━━━ EXERCISE INPUT ━━━

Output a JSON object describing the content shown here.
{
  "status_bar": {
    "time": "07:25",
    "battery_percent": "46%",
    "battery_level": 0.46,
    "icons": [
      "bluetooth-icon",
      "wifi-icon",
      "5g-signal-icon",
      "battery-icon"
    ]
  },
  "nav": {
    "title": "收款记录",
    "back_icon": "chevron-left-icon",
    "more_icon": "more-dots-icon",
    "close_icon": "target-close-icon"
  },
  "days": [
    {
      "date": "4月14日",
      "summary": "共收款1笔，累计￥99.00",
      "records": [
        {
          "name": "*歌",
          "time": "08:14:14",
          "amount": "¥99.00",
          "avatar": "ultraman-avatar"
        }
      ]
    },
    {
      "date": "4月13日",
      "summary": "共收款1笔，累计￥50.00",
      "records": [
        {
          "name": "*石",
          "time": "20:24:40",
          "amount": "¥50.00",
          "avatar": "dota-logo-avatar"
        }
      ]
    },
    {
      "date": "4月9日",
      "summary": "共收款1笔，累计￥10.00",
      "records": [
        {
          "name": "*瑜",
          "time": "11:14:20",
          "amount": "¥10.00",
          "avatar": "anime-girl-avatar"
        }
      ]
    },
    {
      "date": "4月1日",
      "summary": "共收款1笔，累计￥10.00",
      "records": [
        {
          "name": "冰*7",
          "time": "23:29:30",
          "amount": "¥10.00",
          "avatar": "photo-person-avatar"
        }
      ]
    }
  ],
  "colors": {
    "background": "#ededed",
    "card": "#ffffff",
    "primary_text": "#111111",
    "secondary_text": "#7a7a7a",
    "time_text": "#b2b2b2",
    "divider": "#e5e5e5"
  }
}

━━━

## WHAT THE EXERCISE ASKS
Where does the word "avatar" appear? Return each line that holds it.

## RESULT OF THE EXERCISE
          "avatar": "ultraman-avatar"
          "avatar": "dota-logo-avatar"
          "avatar": "anime-girl-avatar"
          "avatar": "photo-person-avatar"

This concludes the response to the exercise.